Your instructions -
Reproduce each of the lines word for word.
################
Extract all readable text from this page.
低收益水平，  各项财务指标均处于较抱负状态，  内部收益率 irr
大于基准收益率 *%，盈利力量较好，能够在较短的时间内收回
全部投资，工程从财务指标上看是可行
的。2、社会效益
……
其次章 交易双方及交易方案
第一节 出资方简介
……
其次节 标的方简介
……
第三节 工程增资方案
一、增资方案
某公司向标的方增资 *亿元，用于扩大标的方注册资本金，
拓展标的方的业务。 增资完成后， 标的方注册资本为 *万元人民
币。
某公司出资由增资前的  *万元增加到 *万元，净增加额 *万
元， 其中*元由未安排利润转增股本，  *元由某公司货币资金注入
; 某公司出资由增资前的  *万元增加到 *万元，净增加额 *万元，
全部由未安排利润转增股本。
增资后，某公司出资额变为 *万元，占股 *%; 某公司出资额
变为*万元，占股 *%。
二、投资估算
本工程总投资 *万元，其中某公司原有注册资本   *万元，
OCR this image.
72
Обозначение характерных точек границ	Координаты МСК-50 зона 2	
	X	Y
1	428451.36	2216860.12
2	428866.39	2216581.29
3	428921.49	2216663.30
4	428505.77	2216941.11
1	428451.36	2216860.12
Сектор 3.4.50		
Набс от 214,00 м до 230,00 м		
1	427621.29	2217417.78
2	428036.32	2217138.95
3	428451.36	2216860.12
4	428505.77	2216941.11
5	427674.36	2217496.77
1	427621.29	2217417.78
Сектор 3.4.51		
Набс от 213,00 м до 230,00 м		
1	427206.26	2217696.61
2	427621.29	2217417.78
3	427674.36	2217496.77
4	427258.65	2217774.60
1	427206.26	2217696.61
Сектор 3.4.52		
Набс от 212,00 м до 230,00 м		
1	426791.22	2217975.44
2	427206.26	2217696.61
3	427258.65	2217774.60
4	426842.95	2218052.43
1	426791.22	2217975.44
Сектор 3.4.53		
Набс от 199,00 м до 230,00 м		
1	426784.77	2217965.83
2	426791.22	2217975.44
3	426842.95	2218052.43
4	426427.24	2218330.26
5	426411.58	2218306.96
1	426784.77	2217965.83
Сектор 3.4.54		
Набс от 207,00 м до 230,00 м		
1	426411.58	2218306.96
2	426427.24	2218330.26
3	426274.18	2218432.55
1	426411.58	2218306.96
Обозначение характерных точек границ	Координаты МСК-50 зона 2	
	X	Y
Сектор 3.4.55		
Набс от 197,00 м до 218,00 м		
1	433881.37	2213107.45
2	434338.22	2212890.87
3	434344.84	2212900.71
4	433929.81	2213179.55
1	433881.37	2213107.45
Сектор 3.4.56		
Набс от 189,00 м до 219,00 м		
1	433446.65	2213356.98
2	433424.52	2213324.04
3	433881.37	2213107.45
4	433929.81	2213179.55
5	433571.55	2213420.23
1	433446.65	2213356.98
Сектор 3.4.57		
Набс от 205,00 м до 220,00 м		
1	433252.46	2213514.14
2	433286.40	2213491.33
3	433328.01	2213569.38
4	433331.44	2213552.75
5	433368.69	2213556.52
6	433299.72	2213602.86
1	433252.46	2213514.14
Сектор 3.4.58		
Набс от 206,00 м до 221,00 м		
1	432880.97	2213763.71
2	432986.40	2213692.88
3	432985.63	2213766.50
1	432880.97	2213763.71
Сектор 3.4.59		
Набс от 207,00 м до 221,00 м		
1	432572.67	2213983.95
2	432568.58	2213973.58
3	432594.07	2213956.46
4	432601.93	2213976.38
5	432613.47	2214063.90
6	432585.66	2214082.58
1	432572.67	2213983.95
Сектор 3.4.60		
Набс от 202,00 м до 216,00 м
################
Result below -
Extract all readable text from this page.
低收益水平，  各项财务指标均处于较抱负状态，  内部收益率 irr
大于基准收益率 *%，盈利力量较好，能够在较短的时间内收回
全部投资，工程从财务指标上看是可行
的。2、社会效益
……
其次章 交易双方及交易方案
第一节 出资方简介
……
其次节 标的方简介
……
第三节 工程增资方案
一、增资方案
某公司向标的方增资 *亿元，用于扩大标的方注册资本金，
拓展标的方的业务。 增资完成后， 标的方注册资本为 *万元人民
币。
某公司出资由增资前的  *万元增加到 *万元，净增加额 *万
元， 其中*元由未安排利润转增股本，  *元由某公司货币资金注入
; 某公司出资由增资前的  *万元增加到 *万元，净增加额 *万元，
全部由未安排利润转增股本。
增资后，某公司出资额变为 *万元，占股 *%; 某公司出资额
变为*万元，占股 *%。
二、投资估算
本工程总投资 *万元，其中某公司原有注册资本   *万元，
OCR this image.
72
Обозначение характерных точек границ	Координаты МСК-50 зона 2	
	X	Y
1	428451.36	2216860.12
2	428866.39	2216581.29
3	428921.49	2216663.30
4	428505.77	2216941.11
1	428451.36	2216860.12
Сектор 3.4.50		
Набс от 214,00 м до 230,00 м		
1	427621.29	2217417.78
2	428036.32	2217138.95
3	428451.36	2216860.12
4	428505.77	2216941.11
5	427674.36	2217496.77
1	427621.29	2217417.78
Сектор 3.4.51		
Набс от 213,00 м до 230,00 м		
1	427206.26	2217696.61
2	427621.29	2217417.78
3	427674.36	2217496.77
4	427258.65	2217774.60
1	427206.26	2217696.61
Сектор 3.4.52		
Набс от 212,00 м до 230,00 м		
1	426791.22	2217975.44
2	427206.26	2217696.61
3	427258.65	2217774.60
4	426842.95	2218052.43
1	426791.22	2217975.44
Сектор 3.4.53		
Набс от 199,00 м до 230,00 м		
1	426784.77	2217965.83
2	426791.22	2217975.44
3	426842.95	2218052.43
4	426427.24	2218330.26
5	426411.58	2218306.96
1	426784.77	2217965.83
Сектор 3.4.54		
Набс от 207,00 м до 230,00 м		
1	426411.58	2218306.96
2	426427.24	2218330.26
3	426274.18	2218432.55
1	426411.58	2218306.96
Обозначение характерных точек границ	Координаты МСК-50 зона 2	
	X	Y
Сектор 3.4.55		
Набс от 197,00 м до 218,00 м		
1	433881.37	2213107.45
2	434338.22	2212890.87
3	434344.84	2212900.71
4	433929.81	2213179.55
1	433881.37	2213107.45
Сектор 3.4.56		
Набс от 189,00 м до 219,00 м		
1	433446.65	2213356.98
2	433424.52	2213324.04
3	433881.37	2213107.45
4	433929.81	2213179.55
5	433571.55	2213420.23
1	433446.65	2213356.98
Сектор 3.4.57		
Набс от 205,00 м до 220,00 м		
1	433252.46	2213514.14
2	433286.40	2213491.33
3	433328.01	2213569.38
4	433331.44	2213552.75
5	433368.69	2213556.52
6	433299.72	2213602.86
1	433252.46	2213514.14
Сектор 3.4.58		
Набс от 206,00 м до 221,00 м		
1	432880.97	2213763.71
2	432986.40	2213692.88
3	432985.63	2213766.50
1	432880.97	2213763.71
Сектор 3.4.59		
Набс от 207,00 м до 221,00 м		
1	432572.67	2213983.95
2	432568.58	2213973.58
3	432594.07	2213956.46
4	432601.93	2213976.38
5	432613.47	2214063.90
6	432585.66	2214082.58
1	432572.67	2213983.95
Сектор 3.4.60		
Набс от 202,00 м до 216,00 м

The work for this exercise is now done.